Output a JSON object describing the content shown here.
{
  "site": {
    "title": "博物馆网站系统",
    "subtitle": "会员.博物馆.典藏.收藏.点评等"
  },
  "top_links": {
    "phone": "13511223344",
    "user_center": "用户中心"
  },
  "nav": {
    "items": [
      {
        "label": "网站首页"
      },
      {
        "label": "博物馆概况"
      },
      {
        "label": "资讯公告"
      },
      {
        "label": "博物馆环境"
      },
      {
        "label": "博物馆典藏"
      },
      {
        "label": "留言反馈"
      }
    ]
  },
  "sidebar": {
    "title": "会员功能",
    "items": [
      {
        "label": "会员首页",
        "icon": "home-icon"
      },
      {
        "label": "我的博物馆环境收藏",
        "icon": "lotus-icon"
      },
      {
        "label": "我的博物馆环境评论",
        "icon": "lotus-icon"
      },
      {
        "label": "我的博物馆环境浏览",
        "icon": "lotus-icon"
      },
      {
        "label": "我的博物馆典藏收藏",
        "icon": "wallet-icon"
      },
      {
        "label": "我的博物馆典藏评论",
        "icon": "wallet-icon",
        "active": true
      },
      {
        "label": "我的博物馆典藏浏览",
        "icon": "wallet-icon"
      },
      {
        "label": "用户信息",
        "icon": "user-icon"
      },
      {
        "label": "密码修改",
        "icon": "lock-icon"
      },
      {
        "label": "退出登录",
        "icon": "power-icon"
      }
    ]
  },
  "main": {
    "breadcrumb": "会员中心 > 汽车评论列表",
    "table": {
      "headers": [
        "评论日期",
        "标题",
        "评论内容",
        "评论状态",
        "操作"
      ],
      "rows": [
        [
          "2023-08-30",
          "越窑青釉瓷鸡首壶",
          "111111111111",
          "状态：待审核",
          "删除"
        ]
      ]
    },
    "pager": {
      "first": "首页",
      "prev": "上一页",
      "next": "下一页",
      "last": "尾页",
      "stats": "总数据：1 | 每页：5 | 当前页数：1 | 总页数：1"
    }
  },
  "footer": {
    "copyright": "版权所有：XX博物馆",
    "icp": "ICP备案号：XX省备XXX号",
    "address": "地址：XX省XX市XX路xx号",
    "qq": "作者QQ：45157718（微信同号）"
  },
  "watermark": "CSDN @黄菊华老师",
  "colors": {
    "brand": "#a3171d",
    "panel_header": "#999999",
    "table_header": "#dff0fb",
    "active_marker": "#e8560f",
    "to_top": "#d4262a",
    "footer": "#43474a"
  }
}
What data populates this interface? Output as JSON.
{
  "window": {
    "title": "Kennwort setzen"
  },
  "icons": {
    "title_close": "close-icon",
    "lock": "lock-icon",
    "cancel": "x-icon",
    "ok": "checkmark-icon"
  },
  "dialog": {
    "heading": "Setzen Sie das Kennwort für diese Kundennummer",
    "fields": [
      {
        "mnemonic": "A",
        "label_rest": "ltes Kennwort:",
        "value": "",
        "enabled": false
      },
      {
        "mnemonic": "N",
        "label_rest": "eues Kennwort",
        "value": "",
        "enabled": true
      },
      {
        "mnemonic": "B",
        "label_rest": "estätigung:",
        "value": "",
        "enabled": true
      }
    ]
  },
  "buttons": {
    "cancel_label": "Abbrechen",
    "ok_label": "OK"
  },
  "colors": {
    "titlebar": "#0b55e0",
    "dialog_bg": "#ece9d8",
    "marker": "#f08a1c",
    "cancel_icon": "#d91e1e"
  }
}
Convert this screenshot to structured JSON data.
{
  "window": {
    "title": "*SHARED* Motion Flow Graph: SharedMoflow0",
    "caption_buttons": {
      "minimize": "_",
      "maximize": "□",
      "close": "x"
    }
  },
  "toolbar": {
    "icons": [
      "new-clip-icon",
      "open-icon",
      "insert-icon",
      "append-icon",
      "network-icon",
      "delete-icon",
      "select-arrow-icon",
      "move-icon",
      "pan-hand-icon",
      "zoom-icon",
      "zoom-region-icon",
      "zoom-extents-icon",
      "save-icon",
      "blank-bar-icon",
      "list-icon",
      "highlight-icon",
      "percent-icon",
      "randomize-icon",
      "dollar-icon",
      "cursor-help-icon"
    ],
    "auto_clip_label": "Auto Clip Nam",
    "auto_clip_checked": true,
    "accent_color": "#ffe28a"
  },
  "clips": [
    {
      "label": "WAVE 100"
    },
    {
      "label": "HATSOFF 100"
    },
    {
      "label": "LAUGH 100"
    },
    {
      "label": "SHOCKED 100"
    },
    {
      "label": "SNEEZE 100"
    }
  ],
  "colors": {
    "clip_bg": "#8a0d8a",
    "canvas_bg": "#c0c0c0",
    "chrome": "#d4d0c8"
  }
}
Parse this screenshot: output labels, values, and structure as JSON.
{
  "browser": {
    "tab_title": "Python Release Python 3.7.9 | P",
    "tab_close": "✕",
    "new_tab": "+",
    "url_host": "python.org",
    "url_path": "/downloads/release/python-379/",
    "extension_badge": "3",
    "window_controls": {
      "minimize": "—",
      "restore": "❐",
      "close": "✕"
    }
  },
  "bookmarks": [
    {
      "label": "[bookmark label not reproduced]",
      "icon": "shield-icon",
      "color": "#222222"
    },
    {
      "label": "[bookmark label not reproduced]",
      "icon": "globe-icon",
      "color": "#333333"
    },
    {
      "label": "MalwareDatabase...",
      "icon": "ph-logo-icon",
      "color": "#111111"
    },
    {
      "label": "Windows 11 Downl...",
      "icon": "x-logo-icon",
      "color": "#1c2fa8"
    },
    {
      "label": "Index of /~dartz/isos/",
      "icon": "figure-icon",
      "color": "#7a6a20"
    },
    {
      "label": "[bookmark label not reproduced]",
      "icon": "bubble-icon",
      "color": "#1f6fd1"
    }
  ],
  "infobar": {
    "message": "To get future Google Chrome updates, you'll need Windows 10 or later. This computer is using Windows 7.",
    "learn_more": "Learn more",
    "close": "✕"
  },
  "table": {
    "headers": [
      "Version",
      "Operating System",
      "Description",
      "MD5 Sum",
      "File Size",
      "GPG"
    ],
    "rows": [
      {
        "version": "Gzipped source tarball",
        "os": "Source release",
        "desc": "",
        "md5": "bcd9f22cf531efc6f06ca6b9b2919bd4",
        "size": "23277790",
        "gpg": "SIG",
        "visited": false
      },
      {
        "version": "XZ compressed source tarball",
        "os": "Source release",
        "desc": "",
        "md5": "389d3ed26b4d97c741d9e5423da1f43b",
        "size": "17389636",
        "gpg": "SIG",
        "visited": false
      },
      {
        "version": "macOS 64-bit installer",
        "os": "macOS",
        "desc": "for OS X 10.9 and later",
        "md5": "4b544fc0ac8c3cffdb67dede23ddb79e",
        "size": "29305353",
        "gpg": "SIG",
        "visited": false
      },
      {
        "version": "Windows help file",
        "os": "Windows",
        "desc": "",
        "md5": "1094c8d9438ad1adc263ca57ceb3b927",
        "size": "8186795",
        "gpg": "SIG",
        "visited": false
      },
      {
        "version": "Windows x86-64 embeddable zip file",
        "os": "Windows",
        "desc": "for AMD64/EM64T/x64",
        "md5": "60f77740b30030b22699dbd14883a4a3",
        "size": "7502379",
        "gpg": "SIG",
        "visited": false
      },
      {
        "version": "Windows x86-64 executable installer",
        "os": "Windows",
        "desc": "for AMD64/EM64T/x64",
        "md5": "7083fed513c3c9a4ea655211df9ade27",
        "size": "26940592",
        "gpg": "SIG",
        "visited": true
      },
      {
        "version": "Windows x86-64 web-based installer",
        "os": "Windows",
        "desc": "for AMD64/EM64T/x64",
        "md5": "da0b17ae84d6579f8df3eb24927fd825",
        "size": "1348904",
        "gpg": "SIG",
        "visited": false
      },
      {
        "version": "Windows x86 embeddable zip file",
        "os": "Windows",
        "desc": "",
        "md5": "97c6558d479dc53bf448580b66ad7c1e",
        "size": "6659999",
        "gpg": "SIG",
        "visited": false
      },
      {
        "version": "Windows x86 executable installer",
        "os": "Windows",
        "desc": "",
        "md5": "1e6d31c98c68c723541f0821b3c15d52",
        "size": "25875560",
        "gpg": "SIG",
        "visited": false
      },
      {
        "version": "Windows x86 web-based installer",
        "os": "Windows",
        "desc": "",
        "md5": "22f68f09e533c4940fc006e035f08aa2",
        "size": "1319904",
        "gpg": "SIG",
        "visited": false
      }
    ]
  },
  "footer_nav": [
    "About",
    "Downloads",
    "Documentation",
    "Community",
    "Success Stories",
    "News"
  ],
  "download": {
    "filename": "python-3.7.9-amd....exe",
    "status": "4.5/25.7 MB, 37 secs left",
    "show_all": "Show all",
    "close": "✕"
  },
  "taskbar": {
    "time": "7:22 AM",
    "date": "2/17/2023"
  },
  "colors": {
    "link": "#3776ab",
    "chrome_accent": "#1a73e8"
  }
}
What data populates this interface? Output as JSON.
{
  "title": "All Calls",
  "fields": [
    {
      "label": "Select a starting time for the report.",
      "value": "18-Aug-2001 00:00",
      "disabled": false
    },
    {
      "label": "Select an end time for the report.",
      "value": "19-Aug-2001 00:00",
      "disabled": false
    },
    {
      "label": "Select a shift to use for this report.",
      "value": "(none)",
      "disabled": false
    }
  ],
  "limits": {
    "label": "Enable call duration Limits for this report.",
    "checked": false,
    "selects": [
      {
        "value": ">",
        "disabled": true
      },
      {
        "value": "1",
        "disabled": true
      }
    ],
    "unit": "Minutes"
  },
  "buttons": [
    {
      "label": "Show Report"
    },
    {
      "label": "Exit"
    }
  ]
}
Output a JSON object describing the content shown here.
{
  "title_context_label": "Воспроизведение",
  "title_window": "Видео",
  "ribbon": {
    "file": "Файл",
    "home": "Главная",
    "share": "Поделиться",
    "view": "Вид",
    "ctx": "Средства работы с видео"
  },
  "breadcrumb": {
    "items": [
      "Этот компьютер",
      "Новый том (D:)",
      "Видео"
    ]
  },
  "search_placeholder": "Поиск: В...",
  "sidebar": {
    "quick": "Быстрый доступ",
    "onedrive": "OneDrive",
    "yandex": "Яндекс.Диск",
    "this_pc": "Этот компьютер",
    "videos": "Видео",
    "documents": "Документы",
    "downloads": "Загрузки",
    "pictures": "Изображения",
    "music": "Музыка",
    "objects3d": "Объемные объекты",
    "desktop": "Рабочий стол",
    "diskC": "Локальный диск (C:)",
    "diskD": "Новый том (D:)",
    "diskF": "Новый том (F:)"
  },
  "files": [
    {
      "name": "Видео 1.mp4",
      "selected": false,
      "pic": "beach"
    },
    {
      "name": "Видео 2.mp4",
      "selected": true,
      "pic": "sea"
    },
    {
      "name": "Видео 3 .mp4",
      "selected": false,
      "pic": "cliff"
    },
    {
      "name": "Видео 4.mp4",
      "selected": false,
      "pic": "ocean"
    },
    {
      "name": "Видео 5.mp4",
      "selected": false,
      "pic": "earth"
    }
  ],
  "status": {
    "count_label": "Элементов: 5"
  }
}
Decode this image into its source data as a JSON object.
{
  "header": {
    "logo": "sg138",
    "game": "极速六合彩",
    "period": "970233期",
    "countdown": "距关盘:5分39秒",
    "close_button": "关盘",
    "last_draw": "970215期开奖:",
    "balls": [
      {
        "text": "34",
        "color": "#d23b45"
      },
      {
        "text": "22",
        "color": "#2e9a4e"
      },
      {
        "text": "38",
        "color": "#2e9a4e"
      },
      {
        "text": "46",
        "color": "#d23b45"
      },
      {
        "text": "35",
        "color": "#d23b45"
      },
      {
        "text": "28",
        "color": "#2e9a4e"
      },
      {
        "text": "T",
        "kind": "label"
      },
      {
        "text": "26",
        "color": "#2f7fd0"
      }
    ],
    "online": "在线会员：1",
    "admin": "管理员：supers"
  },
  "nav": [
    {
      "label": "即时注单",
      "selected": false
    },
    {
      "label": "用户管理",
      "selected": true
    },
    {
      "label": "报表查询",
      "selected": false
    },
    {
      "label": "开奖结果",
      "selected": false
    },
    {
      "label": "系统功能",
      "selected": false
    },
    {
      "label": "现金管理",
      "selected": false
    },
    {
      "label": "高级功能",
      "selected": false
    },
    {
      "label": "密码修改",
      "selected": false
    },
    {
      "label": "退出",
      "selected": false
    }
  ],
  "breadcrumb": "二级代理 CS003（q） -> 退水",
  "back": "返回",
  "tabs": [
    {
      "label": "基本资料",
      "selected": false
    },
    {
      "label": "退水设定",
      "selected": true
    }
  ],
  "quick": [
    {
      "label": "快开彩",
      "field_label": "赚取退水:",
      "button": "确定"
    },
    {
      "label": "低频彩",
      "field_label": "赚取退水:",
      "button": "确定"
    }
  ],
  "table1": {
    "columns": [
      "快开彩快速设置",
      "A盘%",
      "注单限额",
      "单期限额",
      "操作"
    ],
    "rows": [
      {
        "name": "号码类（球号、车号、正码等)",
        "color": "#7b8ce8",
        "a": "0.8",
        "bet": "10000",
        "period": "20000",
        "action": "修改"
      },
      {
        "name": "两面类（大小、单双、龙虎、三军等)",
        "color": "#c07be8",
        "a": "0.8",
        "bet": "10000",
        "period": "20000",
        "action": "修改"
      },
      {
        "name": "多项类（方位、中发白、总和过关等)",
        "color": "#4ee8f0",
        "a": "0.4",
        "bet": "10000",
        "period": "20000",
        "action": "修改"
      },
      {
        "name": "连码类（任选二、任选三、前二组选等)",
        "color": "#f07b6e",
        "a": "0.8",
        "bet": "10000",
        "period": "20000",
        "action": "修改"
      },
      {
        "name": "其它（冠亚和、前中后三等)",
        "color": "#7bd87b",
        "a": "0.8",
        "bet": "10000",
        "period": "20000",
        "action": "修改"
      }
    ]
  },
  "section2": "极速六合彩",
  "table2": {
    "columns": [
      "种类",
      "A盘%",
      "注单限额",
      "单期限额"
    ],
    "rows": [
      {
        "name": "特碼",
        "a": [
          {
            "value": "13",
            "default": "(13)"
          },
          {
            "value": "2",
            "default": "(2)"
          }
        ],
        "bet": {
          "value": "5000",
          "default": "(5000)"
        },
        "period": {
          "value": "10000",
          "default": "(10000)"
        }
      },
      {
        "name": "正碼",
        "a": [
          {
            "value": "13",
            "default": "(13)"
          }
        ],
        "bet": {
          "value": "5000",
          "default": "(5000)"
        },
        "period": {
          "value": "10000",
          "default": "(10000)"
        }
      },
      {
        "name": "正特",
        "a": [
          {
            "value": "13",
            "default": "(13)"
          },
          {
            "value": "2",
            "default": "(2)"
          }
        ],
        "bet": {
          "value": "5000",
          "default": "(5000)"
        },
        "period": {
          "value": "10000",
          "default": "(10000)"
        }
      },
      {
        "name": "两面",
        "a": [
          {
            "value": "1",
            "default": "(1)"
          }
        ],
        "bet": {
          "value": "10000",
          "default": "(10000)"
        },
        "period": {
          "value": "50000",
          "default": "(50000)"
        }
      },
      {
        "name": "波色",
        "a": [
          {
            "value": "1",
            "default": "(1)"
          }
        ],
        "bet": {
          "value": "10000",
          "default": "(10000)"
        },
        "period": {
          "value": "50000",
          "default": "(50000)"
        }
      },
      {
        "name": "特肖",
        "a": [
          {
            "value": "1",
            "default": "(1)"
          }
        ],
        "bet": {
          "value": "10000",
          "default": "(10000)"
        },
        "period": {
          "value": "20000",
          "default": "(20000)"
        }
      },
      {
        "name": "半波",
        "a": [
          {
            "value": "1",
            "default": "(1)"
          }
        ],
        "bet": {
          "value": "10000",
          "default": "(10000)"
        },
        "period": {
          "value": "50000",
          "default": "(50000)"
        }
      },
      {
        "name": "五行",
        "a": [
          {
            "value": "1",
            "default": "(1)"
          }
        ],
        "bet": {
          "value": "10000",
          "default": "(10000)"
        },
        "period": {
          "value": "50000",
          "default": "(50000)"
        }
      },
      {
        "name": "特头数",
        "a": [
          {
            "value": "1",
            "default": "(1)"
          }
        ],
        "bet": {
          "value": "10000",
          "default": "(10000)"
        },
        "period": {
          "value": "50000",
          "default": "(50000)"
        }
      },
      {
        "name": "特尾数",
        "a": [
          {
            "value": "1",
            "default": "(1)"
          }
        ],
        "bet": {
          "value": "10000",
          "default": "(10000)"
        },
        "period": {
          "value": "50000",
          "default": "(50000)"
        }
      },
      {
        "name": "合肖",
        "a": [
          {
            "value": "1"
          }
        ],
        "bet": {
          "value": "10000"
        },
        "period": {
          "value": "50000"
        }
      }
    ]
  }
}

**Short problem**
List each line in the listing that contains the string "later".

**Exercise solution**
    "message": "To get future Google Chrome updates, you'll need Windows 10 or later. This computer is using Windows 7.",
        "desc": "for OS X 10.9 and later",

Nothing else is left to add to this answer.